SET EXERCISE: Print each line of the listing once more, precisely as given.

[Collection entries]
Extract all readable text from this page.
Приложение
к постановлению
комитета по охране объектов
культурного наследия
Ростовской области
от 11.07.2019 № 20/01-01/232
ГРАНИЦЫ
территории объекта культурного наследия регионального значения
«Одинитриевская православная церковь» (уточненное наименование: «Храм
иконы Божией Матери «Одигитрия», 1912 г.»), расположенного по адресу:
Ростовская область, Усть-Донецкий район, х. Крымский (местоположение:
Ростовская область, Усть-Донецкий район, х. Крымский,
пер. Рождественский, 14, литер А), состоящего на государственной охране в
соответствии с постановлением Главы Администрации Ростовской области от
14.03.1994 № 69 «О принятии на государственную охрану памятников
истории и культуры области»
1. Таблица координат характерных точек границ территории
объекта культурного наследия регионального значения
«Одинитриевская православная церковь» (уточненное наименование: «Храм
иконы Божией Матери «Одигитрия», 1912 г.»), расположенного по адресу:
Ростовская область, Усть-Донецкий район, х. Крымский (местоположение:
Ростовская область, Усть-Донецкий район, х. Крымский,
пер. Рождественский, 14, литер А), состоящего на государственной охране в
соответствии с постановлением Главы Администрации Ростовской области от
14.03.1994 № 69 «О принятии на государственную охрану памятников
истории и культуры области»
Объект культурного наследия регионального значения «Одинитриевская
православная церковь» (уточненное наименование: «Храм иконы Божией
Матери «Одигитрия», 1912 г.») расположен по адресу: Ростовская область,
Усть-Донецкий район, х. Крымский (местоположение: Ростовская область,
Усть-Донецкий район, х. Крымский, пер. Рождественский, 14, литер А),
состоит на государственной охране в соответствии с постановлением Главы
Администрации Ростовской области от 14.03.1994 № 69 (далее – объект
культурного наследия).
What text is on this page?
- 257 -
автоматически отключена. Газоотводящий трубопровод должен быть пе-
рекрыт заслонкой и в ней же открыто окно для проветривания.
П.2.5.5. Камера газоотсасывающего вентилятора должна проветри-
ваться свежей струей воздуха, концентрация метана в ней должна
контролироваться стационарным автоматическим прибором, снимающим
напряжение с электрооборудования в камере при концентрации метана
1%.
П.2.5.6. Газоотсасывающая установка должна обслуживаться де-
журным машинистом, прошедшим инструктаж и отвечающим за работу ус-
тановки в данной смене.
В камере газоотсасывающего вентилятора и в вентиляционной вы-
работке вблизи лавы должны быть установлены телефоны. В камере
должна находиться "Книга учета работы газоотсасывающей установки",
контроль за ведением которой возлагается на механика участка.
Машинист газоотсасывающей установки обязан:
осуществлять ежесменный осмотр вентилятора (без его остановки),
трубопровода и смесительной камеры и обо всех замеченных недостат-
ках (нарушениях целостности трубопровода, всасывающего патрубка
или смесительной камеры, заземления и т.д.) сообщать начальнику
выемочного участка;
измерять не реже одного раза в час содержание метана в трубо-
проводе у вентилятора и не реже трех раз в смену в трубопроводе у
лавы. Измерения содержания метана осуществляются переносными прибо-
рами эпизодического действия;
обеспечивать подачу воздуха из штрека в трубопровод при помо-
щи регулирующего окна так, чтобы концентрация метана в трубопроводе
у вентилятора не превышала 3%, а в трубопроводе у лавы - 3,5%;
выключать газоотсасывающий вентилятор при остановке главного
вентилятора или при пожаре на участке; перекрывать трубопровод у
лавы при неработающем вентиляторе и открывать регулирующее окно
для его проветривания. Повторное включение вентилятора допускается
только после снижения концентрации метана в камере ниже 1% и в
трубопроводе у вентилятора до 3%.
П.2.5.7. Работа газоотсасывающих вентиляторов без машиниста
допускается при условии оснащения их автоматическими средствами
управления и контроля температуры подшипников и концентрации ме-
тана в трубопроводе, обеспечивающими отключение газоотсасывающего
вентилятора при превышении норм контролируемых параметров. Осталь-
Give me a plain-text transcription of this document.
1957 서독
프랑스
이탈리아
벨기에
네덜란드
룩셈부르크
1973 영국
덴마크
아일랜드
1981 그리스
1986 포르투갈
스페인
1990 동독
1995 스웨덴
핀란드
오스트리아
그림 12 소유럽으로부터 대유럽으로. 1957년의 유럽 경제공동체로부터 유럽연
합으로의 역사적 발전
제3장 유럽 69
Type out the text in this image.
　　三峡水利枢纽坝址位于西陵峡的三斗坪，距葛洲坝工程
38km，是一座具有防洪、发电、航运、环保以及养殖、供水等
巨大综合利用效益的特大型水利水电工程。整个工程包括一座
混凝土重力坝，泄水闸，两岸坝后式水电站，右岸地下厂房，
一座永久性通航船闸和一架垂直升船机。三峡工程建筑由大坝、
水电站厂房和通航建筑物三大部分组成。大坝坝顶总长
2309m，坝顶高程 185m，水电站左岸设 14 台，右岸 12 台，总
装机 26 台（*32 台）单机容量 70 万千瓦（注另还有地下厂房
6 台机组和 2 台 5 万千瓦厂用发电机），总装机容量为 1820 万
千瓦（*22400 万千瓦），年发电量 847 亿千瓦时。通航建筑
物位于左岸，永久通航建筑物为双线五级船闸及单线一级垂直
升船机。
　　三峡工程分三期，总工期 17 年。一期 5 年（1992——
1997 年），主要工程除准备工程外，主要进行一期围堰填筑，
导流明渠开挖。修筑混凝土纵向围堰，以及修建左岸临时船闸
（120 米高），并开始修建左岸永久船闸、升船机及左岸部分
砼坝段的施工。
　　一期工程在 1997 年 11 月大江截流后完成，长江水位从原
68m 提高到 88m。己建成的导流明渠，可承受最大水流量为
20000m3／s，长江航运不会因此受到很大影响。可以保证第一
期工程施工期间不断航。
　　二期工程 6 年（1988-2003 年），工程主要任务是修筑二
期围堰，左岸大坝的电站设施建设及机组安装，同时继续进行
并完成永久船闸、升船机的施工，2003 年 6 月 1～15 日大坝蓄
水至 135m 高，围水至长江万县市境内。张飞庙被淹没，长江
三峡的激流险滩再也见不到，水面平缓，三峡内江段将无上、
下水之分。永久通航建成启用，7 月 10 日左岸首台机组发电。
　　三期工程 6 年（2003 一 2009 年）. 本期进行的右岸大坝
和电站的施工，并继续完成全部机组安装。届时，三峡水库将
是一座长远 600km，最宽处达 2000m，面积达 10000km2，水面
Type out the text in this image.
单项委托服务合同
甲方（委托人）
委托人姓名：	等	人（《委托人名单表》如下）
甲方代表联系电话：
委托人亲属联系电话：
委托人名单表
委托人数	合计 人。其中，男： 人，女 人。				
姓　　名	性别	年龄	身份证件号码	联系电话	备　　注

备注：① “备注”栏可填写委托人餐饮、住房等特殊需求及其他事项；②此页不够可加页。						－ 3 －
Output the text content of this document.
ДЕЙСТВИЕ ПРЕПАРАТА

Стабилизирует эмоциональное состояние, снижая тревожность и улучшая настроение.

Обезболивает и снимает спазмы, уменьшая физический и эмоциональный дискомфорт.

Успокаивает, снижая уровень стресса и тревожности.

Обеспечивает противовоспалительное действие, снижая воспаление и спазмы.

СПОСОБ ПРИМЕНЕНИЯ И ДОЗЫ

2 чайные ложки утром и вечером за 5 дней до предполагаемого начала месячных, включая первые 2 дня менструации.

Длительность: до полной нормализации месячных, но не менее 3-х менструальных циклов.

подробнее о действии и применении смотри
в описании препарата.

CORRECT ANSWER:
Extract all readable text from this page.
Приложение
к постановлению
комитета по охране объектов
культурного наследия
Ростовской области
от 11.07.2019 № 20/01-01/232
ГРАНИЦЫ
территории объекта культурного наследия регионального значения
«Одинитриевская православная церковь» (уточненное наименование: «Храм
иконы Божией Матери «Одигитрия», 1912 г.»), расположенного по адресу:
Ростовская область, Усть-Донецкий район, х. Крымский (местоположение:
Ростовская область, Усть-Донецкий район, х. Крымский,
пер. Рождественский, 14, литер А), состоящего на государственной охране в
соответствии с постановлением Главы Администрации Ростовской области от
14.03.1994 № 69 «О принятии на государственную охрану памятников
истории и культуры области»
1. Таблица координат характерных точек границ территории
объекта культурного наследия регионального значения
«Одинитриевская православная церковь» (уточненное наименование: «Храм
иконы Божией Матери «Одигитрия», 1912 г.»), расположенного по адресу:
Ростовская область, Усть-Донецкий район, х. Крымский (местоположение:
Ростовская область, Усть-Донецкий район, х. Крымский,
пер. Рождественский, 14, литер А), состоящего на государственной охране в
соответствии с постановлением Главы Администрации Ростовской области от
14.03.1994 № 69 «О принятии на государственную охрану памятников
истории и культуры области»
Объект культурного наследия регионального значения «Одинитриевская
православная церковь» (уточненное наименование: «Храм иконы Божией
Матери «Одигитрия», 1912 г.») расположен по адресу: Ростовская область,
Усть-Донецкий район, х. Крымский (местоположение: Ростовская область,
Усть-Донецкий район, х. Крымский, пер. Рождественский, 14, литер А),
состоит на государственной охране в соответствии с постановлением Главы
Администрации Ростовской области от 14.03.1994 № 69 (далее – объект
культурного наследия).
What text is on this page?
- 257 -
автоматически отключена. Газоотводящий трубопровод должен быть пе-
рекрыт заслонкой и в ней же открыто окно для проветривания.
П.2.5.5. Камера газоотсасывающего вентилятора должна проветри-
ваться свежей струей воздуха, концентрация метана в ней должна
контролироваться стационарным автоматическим прибором, снимающим
напряжение с электрооборудования в камере при концентрации метана
1%.
П.2.5.6. Газоотсасывающая установка должна обслуживаться де-
журным машинистом, прошедшим инструктаж и отвечающим за работу ус-
тановки в данной смене.
В камере газоотсасывающего вентилятора и в вентиляционной вы-
работке вблизи лавы должны быть установлены телефоны. В камере
должна находиться "Книга учета работы газоотсасывающей установки",
контроль за ведением которой возлагается на механика участка.
Машинист газоотсасывающей установки обязан:
осуществлять ежесменный осмотр вентилятора (без его остановки),
трубопровода и смесительной камеры и обо всех замеченных недостат-
ках (нарушениях целостности трубопровода, всасывающего патрубка
или смесительной камеры, заземления и т.д.) сообщать начальнику
выемочного участка;
измерять не реже одного раза в час содержание метана в трубо-
проводе у вентилятора и не реже трех раз в смену в трубопроводе у
лавы. Измерения содержания метана осуществляются переносными прибо-
рами эпизодического действия;
обеспечивать подачу воздуха из штрека в трубопровод при помо-
щи регулирующего окна так, чтобы концентрация метана в трубопроводе
у вентилятора не превышала 3%, а в трубопроводе у лавы - 3,5%;
выключать газоотсасывающий вентилятор при остановке главного
вентилятора или при пожаре на участке; перекрывать трубопровод у
лавы при неработающем вентиляторе и открывать регулирующее окно
для его проветривания. Повторное включение вентилятора допускается
только после снижения концентрации метана в камере ниже 1% и в
трубопроводе у вентилятора до 3%.
П.2.5.7. Работа газоотсасывающих вентиляторов без машиниста
допускается при условии оснащения их автоматическими средствами
управления и контроля температуры подшипников и концентрации ме-
тана в трубопроводе, обеспечивающими отключение газоотсасывающего
вентилятора при превышении норм контролируемых параметров. Осталь-
Give me a plain-text transcription of this document.
1957 서독
프랑스
이탈리아
벨기에
네덜란드
룩셈부르크
1973 영국
덴마크
아일랜드
1981 그리스
1986 포르투갈
스페인
1990 동독
1995 스웨덴
핀란드
오스트리아
그림 12 소유럽으로부터 대유럽으로. 1957년의 유럽 경제공동체로부터 유럽연
합으로의 역사적 발전
제3장 유럽 69
Type out the text in this image.
　　三峡水利枢纽坝址位于西陵峡的三斗坪，距葛洲坝工程
38km，是一座具有防洪、发电、航运、环保以及养殖、供水等
巨大综合利用效益的特大型水利水电工程。整个工程包括一座
混凝土重力坝，泄水闸，两岸坝后式水电站，右岸地下厂房，
一座永久性通航船闸和一架垂直升船机。三峡工程建筑由大坝、
水电站厂房和通航建筑物三大部分组成。大坝坝顶总长
2309m，坝顶高程 185m，水电站左岸设 14 台，右岸 12 台，总
装机 26 台（*32 台）单机容量 70 万千瓦（注另还有地下厂房
6 台机组和 2 台 5 万千瓦厂用发电机），总装机容量为 1820 万
千瓦（*22400 万千瓦），年发电量 847 亿千瓦时。通航建筑
物位于左岸，永久通航建筑物为双线五级船闸及单线一级垂直
升船机。
　　三峡工程分三期，总工期 17 年。一期 5 年（1992——
1997 年），主要工程除准备工程外，主要进行一期围堰填筑，
导流明渠开挖。修筑混凝土纵向围堰，以及修建左岸临时船闸
（120 米高），并开始修建左岸永久船闸、升船机及左岸部分
砼坝段的施工。
　　一期工程在 1997 年 11 月大江截流后完成，长江水位从原
68m 提高到 88m。己建成的导流明渠，可承受最大水流量为
20000m3／s，长江航运不会因此受到很大影响。可以保证第一
期工程施工期间不断航。
　　二期工程 6 年（1988-2003 年），工程主要任务是修筑二
期围堰，左岸大坝的电站设施建设及机组安装，同时继续进行
并完成永久船闸、升船机的施工，2003 年 6 月 1～15 日大坝蓄
水至 135m 高，围水至长江万县市境内。张飞庙被淹没，长江
三峡的激流险滩再也见不到，水面平缓，三峡内江段将无上、
下水之分。永久通航建成启用，7 月 10 日左岸首台机组发电。
　　三期工程 6 年（2003 一 2009 年）. 本期进行的右岸大坝
和电站的施工，并继续完成全部机组安装。届时，三峡水库将
是一座长远 600km，最宽处达 2000m，面积达 10000km2，水面
Type out the text in this image.
单项委托服务合同
甲方（委托人）
委托人姓名：	等	人（《委托人名单表》如下）
甲方代表联系电话：
委托人亲属联系电话：
委托人名单表
委托人数	合计 人。其中，男： 人，女 人。				
姓　　名	性别	年龄	身份证件号码	联系电话	备　　注

备注：① “备注”栏可填写委托人餐饮、住房等特殊需求及其他事项；②此页不够可加页。						－ 3 －
Output the text content of this document.
ДЕЙСТВИЕ ПРЕПАРАТА

Стабилизирует эмоциональное состояние, снижая тревожность и улучшая настроение.

Обезболивает и снимает спазмы, уменьшая физический и эмоциональный дискомфорт.

Успокаивает, снижая уровень стресса и тревожности.

Обеспечивает противовоспалительное действие, снижая воспаление и спазмы.

СПОСОБ ПРИМЕНЕНИЯ И ДОЗЫ

2 чайные ложки утром и вечером за 5 дней до предполагаемого начала месячных, включая первые 2 дня менструации.

Длительность: до полной нормализации месячных, но не менее 3-х менструальных циклов.

подробнее о действии и применении смотри
в описании препарата.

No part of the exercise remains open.